-- start --

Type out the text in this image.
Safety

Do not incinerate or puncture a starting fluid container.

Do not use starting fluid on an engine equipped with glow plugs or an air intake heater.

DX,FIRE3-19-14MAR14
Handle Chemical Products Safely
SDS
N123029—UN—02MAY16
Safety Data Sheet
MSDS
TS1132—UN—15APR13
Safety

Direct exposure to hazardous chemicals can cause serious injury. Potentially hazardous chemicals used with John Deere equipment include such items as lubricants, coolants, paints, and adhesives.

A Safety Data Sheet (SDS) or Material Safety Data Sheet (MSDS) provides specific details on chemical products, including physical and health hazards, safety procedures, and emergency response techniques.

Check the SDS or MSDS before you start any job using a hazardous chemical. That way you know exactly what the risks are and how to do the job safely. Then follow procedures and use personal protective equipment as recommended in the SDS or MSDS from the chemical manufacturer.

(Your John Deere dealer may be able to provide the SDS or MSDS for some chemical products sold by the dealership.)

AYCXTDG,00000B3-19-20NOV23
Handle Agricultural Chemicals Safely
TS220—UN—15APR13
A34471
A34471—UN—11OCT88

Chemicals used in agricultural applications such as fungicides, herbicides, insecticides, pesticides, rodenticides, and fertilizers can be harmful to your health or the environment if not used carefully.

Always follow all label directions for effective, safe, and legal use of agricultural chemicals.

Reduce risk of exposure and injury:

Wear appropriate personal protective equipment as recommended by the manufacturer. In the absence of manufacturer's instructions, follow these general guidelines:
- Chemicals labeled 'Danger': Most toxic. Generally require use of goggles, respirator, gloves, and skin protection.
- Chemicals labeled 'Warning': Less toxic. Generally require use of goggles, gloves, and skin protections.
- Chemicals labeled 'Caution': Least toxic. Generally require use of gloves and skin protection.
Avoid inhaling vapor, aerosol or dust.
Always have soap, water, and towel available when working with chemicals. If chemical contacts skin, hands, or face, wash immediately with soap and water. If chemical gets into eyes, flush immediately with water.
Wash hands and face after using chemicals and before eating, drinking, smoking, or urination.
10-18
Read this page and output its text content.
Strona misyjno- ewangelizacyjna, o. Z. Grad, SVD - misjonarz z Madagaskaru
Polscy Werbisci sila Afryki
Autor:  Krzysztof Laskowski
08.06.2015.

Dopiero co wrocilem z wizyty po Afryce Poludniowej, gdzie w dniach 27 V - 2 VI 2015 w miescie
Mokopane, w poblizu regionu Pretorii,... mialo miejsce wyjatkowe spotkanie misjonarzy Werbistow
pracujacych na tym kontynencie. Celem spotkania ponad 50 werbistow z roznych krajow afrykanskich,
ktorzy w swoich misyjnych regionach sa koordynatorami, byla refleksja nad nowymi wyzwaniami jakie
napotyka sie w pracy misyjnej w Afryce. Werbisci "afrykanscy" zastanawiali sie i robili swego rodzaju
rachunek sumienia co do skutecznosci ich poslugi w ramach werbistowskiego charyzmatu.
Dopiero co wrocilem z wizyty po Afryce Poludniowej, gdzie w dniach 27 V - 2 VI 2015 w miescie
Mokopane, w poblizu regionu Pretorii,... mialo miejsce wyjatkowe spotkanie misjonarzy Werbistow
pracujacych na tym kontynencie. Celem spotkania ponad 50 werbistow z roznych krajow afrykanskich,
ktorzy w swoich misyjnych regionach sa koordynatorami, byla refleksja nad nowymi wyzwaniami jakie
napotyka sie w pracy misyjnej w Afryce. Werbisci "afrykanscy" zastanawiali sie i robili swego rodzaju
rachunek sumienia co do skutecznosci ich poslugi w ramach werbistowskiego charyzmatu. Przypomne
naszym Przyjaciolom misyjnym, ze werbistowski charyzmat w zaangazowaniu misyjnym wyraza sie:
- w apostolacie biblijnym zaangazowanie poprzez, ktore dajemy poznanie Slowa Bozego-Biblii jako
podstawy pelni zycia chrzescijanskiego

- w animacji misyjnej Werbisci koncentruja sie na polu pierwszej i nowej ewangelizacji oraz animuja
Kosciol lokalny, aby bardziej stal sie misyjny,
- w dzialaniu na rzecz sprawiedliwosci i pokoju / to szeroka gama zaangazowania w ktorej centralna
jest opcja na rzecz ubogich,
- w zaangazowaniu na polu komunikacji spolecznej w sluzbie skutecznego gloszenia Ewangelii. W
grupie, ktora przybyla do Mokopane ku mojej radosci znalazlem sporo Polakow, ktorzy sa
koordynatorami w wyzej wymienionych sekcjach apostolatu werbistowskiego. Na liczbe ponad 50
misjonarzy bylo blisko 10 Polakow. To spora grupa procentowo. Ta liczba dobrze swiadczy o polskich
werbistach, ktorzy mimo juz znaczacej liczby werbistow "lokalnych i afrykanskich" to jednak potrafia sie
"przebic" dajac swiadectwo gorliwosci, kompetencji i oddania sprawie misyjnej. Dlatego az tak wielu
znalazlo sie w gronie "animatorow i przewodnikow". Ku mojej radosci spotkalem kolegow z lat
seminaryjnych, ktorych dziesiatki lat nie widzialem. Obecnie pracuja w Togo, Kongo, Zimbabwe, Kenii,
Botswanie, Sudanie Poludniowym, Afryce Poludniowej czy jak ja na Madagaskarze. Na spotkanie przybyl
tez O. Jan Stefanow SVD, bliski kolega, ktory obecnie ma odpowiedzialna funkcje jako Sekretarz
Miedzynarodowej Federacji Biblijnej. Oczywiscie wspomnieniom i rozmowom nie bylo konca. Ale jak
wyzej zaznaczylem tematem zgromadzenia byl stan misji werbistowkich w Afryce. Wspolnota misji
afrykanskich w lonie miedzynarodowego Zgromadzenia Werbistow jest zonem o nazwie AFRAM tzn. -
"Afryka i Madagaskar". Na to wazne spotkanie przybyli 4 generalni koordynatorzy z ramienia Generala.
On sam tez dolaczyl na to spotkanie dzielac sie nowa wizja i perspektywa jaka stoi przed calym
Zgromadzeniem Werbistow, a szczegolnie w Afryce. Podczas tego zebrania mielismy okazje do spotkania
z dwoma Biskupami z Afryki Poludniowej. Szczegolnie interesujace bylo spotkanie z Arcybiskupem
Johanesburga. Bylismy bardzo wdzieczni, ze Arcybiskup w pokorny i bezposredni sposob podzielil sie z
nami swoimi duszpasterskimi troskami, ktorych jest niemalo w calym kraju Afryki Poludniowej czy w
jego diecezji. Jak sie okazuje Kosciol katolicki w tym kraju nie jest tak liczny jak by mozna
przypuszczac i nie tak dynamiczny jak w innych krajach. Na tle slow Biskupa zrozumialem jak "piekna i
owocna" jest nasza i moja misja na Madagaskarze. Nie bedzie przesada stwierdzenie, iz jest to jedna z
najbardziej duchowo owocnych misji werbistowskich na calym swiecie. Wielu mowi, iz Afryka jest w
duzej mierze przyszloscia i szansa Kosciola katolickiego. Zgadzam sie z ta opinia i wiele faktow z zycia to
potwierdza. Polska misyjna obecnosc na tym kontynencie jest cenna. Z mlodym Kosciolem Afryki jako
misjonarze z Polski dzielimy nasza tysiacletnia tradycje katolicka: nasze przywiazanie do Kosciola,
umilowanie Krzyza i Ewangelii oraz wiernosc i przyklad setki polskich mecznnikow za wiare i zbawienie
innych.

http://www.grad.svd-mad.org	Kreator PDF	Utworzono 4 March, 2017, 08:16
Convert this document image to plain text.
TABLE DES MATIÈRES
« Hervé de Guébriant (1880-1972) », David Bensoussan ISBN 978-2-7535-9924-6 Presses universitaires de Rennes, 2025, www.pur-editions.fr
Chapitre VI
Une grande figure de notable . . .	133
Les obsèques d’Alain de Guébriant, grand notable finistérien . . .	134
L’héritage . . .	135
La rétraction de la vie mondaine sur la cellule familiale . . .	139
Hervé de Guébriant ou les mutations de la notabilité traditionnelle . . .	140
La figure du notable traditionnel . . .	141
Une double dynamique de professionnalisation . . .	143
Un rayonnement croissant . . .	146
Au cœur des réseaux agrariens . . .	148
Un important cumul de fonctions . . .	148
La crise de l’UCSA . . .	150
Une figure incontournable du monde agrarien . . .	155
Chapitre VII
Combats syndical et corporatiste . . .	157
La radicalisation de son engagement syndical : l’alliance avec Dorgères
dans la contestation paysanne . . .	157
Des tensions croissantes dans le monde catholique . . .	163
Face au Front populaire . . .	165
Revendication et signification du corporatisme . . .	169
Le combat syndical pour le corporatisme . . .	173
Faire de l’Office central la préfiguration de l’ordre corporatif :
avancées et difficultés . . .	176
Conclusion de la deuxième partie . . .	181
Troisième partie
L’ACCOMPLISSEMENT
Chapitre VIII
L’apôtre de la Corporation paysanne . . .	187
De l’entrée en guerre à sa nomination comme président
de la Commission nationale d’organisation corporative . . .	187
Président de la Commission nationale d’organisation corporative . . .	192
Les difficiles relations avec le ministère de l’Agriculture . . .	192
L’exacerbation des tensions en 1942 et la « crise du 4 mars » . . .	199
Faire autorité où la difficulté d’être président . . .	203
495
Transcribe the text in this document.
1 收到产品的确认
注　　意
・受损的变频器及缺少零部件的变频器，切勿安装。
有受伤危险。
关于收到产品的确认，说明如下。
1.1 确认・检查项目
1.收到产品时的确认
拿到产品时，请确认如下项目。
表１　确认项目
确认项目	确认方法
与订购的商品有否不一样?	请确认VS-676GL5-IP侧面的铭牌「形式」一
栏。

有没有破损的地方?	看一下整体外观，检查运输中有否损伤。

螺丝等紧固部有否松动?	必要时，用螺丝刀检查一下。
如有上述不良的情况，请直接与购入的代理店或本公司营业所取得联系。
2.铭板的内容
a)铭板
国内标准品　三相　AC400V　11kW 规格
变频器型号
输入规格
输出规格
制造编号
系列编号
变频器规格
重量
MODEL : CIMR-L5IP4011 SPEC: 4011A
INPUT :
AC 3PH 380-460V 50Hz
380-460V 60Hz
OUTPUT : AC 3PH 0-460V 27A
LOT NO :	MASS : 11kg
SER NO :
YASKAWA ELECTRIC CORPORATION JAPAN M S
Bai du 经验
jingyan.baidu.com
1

-- end --

Which lines hold the word "zycia"? Copy every one of them.

SOLUTION
podstawy pelni zycia chrzescijanskiego
duzej mierze przyszloscia i szansa Kosciola katolickiego. Zgadzam sie z ta opinia i wiele faktow z zycia to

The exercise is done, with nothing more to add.